Start Entries

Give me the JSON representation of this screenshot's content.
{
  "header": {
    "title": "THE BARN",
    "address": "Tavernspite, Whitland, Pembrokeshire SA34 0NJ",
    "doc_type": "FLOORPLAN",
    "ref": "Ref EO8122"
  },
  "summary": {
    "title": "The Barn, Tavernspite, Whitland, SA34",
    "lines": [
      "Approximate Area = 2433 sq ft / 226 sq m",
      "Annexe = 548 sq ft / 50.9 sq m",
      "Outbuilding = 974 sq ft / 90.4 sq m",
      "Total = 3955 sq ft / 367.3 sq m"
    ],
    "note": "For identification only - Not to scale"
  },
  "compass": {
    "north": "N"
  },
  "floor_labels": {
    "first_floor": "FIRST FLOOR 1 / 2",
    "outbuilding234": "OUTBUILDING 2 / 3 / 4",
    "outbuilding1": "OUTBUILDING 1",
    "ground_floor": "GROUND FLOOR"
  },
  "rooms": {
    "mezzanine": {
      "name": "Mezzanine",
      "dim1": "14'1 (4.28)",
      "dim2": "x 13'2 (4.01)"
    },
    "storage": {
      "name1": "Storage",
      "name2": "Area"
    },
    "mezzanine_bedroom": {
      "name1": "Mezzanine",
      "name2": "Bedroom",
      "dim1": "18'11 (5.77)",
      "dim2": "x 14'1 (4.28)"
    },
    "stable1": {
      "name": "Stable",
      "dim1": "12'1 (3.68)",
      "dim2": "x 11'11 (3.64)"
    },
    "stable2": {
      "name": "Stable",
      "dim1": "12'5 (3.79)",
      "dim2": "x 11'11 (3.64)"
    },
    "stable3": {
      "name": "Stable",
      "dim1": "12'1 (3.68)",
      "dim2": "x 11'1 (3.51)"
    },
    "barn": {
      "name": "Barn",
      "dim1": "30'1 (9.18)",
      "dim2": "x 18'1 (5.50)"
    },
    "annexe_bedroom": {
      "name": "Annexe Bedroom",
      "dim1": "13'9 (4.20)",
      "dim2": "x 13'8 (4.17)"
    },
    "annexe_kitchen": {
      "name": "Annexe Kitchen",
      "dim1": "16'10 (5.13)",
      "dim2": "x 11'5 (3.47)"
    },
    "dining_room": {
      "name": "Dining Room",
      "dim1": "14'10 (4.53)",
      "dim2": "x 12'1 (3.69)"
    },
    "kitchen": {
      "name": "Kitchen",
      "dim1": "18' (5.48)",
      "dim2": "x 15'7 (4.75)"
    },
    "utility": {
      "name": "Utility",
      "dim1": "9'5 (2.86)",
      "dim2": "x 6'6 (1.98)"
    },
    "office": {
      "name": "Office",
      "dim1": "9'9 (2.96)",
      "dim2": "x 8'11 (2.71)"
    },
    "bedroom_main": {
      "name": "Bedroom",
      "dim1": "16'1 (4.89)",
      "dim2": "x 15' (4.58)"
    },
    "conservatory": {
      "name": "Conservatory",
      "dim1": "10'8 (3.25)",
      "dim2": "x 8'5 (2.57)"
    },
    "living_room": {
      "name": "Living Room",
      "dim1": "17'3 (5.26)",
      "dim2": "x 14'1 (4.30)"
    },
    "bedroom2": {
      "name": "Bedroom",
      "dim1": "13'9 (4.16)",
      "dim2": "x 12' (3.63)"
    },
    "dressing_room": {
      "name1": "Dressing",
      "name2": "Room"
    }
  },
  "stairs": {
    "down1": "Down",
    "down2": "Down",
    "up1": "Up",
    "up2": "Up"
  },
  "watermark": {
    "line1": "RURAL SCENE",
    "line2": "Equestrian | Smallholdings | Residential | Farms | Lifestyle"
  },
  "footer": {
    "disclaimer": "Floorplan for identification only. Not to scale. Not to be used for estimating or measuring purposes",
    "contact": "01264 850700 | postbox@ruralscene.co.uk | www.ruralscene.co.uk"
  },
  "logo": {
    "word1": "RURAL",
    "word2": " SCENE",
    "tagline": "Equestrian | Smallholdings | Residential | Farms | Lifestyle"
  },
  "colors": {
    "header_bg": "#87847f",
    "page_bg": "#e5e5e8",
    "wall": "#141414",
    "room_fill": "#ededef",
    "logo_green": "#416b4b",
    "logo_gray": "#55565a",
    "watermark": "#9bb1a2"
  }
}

End Entries

Each line above that includes "Farms" should be shown.

* _In response_
    "line2": "Equestrian | Smallholdings | Residential | Farms | Lifestyle"
    "tagline": "Equestrian | Smallholdings | Residential | Farms | Lifestyle"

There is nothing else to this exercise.